Task statement: Tally the lines holding the string "用户管理" and reply with that number alone.

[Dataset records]
__________

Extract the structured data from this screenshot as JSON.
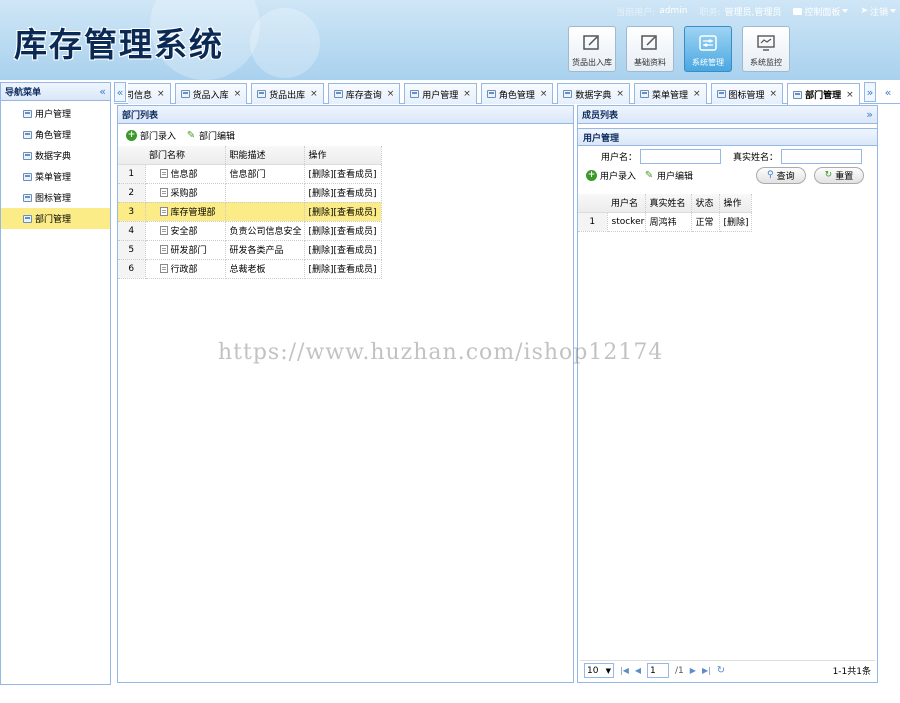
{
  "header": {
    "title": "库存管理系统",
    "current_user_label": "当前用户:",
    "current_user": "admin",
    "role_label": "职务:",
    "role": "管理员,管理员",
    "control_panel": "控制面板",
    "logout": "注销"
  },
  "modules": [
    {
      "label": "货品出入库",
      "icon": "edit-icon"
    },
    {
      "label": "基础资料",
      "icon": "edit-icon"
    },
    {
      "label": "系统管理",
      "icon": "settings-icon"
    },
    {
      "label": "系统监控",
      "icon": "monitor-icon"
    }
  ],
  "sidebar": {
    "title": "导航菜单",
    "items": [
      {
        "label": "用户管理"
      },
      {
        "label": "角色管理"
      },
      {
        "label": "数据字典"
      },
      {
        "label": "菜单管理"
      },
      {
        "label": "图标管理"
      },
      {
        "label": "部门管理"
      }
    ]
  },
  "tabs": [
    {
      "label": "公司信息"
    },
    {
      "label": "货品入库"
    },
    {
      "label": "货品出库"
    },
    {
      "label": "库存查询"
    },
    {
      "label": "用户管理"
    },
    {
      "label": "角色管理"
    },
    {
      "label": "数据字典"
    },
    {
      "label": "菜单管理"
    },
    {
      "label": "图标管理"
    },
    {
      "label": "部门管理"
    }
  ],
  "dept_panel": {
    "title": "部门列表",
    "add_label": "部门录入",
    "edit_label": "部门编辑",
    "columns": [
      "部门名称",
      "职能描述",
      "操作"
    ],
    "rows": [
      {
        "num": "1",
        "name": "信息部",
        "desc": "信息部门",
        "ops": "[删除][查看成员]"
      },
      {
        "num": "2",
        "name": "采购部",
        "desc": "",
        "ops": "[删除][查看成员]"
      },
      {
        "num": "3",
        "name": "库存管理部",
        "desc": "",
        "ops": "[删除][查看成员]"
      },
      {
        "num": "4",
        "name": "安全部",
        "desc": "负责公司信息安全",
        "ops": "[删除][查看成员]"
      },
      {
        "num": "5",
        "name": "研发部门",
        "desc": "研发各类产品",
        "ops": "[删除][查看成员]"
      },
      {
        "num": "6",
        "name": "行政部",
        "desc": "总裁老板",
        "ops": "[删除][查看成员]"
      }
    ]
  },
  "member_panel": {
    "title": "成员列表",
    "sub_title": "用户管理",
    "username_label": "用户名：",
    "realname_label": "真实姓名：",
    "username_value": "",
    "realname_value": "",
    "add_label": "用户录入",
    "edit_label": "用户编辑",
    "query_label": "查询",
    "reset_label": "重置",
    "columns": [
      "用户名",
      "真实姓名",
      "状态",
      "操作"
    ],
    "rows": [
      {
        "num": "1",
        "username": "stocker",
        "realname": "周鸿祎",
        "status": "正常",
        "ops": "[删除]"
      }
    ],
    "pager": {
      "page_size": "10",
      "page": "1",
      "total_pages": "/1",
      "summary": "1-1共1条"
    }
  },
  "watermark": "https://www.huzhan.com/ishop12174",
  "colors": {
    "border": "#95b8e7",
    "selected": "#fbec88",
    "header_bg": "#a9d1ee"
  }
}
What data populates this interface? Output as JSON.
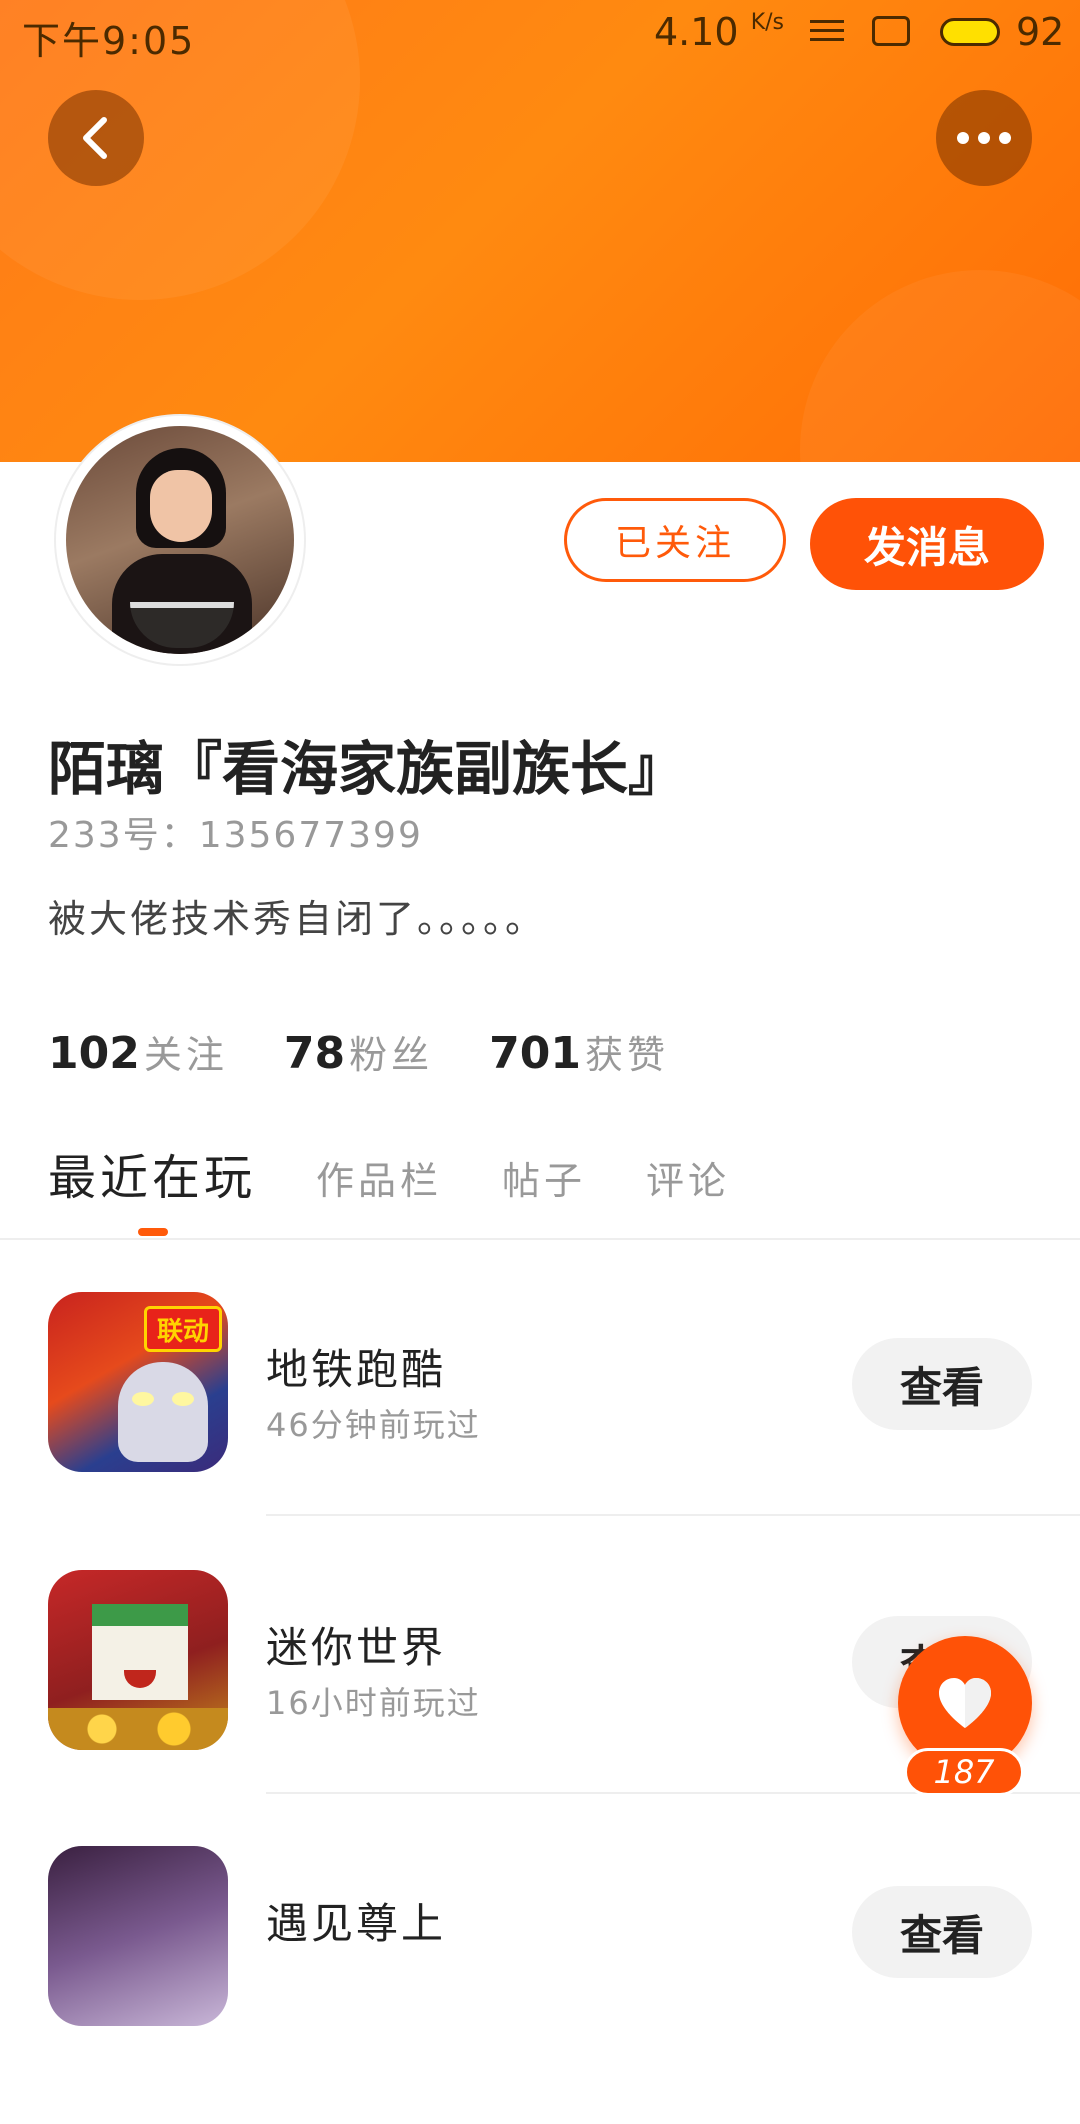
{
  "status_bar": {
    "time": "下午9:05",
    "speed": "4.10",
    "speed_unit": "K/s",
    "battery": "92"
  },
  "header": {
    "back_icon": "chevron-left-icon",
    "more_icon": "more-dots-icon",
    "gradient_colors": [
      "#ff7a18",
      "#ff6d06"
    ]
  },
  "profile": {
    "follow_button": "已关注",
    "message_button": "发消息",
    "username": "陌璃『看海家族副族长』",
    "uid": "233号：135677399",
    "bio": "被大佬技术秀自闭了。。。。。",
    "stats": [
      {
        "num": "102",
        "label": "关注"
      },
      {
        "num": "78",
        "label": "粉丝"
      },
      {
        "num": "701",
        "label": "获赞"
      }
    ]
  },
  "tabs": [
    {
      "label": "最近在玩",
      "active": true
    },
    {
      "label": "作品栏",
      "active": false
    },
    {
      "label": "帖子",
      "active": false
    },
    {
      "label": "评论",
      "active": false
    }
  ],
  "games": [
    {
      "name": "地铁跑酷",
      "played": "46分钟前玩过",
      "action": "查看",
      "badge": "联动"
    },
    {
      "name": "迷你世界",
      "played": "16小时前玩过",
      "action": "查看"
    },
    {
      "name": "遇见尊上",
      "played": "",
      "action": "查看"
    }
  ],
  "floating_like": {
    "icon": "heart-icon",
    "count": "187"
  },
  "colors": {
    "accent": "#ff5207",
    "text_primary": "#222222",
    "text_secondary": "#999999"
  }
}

__________

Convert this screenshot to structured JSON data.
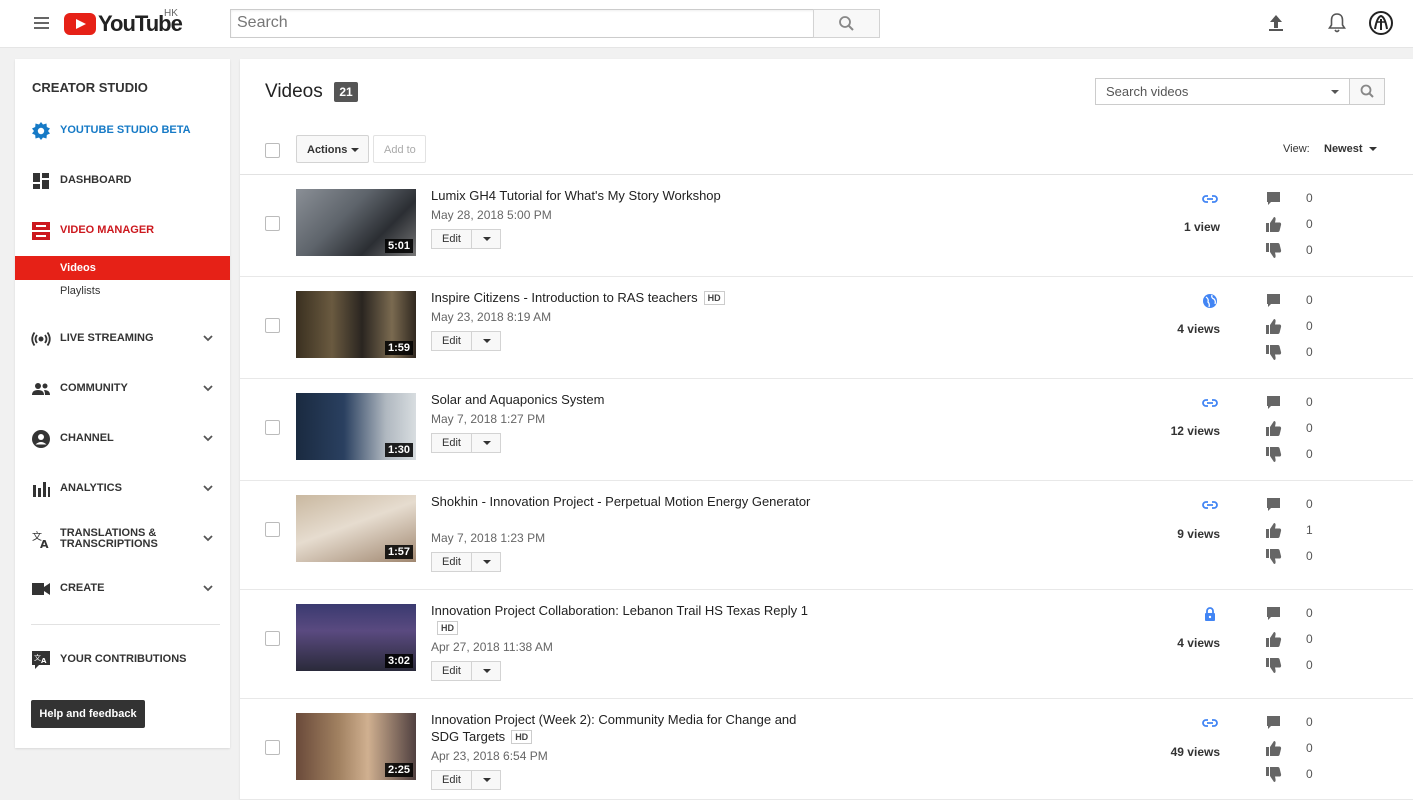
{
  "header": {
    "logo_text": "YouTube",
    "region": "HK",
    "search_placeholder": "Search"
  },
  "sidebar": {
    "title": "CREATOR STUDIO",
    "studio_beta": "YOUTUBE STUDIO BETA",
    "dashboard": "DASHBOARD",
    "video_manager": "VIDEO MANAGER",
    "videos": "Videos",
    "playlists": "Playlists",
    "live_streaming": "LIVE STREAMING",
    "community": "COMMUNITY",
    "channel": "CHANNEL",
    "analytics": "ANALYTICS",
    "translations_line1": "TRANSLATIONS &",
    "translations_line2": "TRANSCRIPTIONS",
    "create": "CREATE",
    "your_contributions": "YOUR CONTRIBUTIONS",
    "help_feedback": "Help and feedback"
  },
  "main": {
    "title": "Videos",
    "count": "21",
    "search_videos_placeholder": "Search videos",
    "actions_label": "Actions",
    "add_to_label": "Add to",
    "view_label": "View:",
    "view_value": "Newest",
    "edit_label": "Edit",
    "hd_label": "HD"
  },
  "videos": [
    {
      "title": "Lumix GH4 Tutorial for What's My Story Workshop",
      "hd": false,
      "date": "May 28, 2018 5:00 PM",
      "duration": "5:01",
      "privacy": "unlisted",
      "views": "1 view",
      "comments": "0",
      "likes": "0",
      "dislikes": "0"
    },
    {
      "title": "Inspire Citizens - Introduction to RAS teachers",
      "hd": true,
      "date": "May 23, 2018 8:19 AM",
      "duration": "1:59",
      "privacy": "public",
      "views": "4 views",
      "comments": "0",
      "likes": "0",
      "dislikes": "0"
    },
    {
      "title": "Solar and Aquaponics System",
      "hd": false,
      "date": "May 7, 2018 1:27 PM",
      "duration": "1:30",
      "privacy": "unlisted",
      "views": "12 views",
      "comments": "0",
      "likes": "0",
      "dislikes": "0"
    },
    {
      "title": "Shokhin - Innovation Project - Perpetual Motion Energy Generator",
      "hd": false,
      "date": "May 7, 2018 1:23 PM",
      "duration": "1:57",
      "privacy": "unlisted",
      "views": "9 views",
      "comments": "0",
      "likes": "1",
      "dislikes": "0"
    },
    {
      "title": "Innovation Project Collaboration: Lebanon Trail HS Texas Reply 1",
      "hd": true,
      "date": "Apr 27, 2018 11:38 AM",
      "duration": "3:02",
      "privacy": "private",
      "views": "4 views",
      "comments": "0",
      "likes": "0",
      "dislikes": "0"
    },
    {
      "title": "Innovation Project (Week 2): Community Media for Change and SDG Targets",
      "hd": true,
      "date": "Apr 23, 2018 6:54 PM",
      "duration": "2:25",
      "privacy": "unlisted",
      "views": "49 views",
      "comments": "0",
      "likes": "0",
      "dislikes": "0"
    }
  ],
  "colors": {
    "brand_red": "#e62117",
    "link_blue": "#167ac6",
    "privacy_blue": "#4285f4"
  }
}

__________

Exercise answer: 3